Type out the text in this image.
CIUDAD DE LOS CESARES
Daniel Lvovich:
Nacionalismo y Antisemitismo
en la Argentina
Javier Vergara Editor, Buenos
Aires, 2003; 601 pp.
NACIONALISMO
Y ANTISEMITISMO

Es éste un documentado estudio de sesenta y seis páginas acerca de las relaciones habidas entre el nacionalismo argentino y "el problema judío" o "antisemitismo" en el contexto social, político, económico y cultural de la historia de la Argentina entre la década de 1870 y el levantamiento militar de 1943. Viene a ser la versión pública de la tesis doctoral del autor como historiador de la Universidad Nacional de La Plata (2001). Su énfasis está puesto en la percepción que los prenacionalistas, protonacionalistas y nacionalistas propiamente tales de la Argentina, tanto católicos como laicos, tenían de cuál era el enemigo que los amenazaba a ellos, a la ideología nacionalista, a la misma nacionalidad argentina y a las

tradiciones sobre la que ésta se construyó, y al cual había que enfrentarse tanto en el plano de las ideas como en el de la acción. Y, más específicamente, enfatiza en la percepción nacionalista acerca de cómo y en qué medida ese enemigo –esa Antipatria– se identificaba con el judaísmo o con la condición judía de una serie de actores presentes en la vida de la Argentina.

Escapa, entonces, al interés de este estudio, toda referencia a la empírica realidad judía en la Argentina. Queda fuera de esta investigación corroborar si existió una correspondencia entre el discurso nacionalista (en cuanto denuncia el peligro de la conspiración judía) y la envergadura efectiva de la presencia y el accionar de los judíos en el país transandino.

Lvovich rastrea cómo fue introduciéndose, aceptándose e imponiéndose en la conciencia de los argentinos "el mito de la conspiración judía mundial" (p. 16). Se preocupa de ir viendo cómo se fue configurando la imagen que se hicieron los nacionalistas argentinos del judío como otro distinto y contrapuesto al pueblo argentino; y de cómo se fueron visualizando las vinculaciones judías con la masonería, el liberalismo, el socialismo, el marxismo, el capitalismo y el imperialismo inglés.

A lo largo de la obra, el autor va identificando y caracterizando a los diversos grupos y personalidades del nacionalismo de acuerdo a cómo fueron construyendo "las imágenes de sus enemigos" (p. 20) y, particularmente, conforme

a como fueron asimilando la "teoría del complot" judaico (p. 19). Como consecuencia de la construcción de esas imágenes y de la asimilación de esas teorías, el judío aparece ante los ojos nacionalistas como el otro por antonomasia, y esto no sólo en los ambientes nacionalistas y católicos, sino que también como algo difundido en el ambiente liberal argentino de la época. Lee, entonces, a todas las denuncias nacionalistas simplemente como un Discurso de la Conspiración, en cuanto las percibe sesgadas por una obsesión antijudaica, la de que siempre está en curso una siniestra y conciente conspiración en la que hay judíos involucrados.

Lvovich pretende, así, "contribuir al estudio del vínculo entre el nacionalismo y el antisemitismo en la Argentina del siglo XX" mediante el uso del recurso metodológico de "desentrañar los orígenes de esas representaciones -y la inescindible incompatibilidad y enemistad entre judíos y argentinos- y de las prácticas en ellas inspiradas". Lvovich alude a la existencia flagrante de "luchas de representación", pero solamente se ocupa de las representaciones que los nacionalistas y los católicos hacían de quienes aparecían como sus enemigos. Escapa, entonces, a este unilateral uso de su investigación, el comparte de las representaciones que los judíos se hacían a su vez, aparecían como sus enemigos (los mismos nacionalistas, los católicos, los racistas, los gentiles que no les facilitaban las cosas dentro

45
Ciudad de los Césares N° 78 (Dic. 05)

::::

YOUR INSTRUCTIONS: Would you print all of the material above exactly as written?

SOLUTION BELOW:
Type out the text in this image.
CIUDAD DE LOS CESARES
Daniel Lvovich:
Nacionalismo y Antisemitismo
en la Argentina
Javier Vergara Editor, Buenos
Aires, 2003; 601 pp.
NACIONALISMO
Y ANTISEMITISMO

Es éste un documentado estudio de sesenta y seis páginas acerca de las relaciones habidas entre el nacionalismo argentino y "el problema judío" o "antisemitismo" en el contexto social, político, económico y cultural de la historia de la Argentina entre la década de 1870 y el levantamiento militar de 1943. Viene a ser la versión pública de la tesis doctoral del autor como historiador de la Universidad Nacional de La Plata (2001). Su énfasis está puesto en la percepción que los prenacionalistas, protonacionalistas y nacionalistas propiamente tales de la Argentina, tanto católicos como laicos, tenían de cuál era el enemigo que los amenazaba a ellos, a la ideología nacionalista, a la misma nacionalidad argentina y a las

tradiciones sobre la que ésta se construyó, y al cual había que enfrentarse tanto en el plano de las ideas como en el de la acción. Y, más específicamente, enfatiza en la percepción nacionalista acerca de cómo y en qué medida ese enemigo –esa Antipatria– se identificaba con el judaísmo o con la condición judía de una serie de actores presentes en la vida de la Argentina.

Escapa, entonces, al interés de este estudio, toda referencia a la empírica realidad judía en la Argentina. Queda fuera de esta investigación corroborar si existió una correspondencia entre el discurso nacionalista (en cuanto denuncia el peligro de la conspiración judía) y la envergadura efectiva de la presencia y el accionar de los judíos en el país transandino.

Lvovich rastrea cómo fue introduciéndose, aceptándose e imponiéndose en la conciencia de los argentinos "el mito de la conspiración judía mundial" (p. 16). Se preocupa de ir viendo cómo se fue configurando la imagen que se hicieron los nacionalistas argentinos del judío como otro distinto y contrapuesto al pueblo argentino; y de cómo se fueron visualizando las vinculaciones judías con la masonería, el liberalismo, el socialismo, el marxismo, el capitalismo y el imperialismo inglés.

A lo largo de la obra, el autor va identificando y caracterizando a los diversos grupos y personalidades del nacionalismo de acuerdo a cómo fueron construyendo "las imágenes de sus enemigos" (p. 20) y, particularmente, conforme

a como fueron asimilando la "teoría del complot" judaico (p. 19). Como consecuencia de la construcción de esas imágenes y de la asimilación de esas teorías, el judío aparece ante los ojos nacionalistas como el otro por antonomasia, y esto no sólo en los ambientes nacionalistas y católicos, sino que también como algo difundido en el ambiente liberal argentino de la época. Lee, entonces, a todas las denuncias nacionalistas simplemente como un Discurso de la Conspiración, en cuanto las percibe sesgadas por una obsesión antijudaica, la de que siempre está en curso una siniestra y conciente conspiración en la que hay judíos involucrados.

Lvovich pretende, así, "contribuir al estudio del vínculo entre el nacionalismo y el antisemitismo en la Argentina del siglo XX" mediante el uso del recurso metodológico de "desentrañar los orígenes de esas representaciones -y la inescindible incompatibilidad y enemistad entre judíos y argentinos- y de las prácticas en ellas inspiradas". Lvovich alude a la existencia flagrante de "luchas de representación", pero solamente se ocupa de las representaciones que los nacionalistas y los católicos hacían de quienes aparecían como sus enemigos. Escapa, entonces, a este unilateral uso de su investigación, el comparte de las representaciones que los judíos se hacían a su vez, aparecían como sus enemigos (los mismos nacionalistas, los católicos, los racistas, los gentiles que no les facilitaban las cosas dentro

45
Ciudad de los Césares N° 78 (Dic. 05)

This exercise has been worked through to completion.